**Exercise brief**
Pick out each line of the records in which the word "color" appears.

**Material to process**
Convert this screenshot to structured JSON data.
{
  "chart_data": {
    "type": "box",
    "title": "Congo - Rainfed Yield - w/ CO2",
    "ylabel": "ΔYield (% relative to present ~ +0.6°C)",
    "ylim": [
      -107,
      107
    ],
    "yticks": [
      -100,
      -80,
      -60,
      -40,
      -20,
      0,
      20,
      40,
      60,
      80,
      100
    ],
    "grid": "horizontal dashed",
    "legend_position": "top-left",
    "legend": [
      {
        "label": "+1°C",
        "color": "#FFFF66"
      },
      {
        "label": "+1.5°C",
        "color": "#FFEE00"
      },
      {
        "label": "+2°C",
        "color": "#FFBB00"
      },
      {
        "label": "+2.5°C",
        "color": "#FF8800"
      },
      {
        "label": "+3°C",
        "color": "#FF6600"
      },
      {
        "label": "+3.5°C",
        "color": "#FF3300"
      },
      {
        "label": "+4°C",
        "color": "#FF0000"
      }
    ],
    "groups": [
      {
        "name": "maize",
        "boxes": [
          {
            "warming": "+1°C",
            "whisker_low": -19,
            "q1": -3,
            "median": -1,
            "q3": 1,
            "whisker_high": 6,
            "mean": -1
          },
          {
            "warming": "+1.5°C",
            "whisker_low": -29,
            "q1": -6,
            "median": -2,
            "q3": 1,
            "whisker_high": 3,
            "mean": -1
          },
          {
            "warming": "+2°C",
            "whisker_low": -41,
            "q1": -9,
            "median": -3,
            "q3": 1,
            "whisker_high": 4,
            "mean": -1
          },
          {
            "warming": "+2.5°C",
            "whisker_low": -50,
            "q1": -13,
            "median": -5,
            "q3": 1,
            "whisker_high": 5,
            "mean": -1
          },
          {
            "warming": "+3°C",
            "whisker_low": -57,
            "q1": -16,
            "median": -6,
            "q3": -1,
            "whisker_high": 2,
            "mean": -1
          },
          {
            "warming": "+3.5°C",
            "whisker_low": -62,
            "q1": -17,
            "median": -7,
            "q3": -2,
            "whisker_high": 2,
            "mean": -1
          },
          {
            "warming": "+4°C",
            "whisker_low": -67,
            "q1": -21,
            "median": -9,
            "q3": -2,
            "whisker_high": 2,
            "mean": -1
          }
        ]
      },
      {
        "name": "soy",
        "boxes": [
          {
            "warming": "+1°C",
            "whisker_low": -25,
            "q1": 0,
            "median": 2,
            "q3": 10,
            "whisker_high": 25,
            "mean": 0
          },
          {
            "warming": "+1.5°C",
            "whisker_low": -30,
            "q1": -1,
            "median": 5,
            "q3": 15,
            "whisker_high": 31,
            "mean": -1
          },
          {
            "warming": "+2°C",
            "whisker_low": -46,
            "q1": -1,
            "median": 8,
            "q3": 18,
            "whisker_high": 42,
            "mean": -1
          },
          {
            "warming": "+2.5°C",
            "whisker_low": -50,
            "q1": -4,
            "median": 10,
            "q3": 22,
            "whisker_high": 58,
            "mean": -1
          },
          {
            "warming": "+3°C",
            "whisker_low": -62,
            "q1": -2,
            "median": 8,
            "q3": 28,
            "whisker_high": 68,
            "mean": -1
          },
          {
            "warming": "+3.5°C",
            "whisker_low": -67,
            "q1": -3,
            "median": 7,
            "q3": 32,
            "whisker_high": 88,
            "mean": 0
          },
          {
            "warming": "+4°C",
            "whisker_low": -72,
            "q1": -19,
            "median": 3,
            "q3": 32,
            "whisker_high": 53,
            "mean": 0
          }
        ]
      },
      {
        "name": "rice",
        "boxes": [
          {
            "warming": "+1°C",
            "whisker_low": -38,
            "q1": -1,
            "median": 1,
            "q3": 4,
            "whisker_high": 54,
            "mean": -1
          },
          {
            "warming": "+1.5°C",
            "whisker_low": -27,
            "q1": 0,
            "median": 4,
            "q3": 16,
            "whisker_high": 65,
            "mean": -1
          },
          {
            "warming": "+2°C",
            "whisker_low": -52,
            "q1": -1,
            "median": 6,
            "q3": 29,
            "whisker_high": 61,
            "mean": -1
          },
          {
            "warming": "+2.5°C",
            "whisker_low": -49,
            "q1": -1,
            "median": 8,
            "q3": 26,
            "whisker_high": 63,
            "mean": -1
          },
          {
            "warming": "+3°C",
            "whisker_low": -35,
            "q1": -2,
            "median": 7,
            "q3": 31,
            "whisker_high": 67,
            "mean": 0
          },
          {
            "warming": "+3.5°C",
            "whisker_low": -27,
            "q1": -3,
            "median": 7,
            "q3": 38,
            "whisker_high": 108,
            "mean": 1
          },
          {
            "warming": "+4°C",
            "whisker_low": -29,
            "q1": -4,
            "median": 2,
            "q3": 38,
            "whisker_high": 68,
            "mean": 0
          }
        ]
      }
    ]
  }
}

**Problem solution**
        "color": "#FFFF66"
        "color": "#FFEE00"
        "color": "#FFBB00"
        "color": "#FF8800"
        "color": "#FF6600"
        "color": "#FF3300"
        "color": "#FF0000"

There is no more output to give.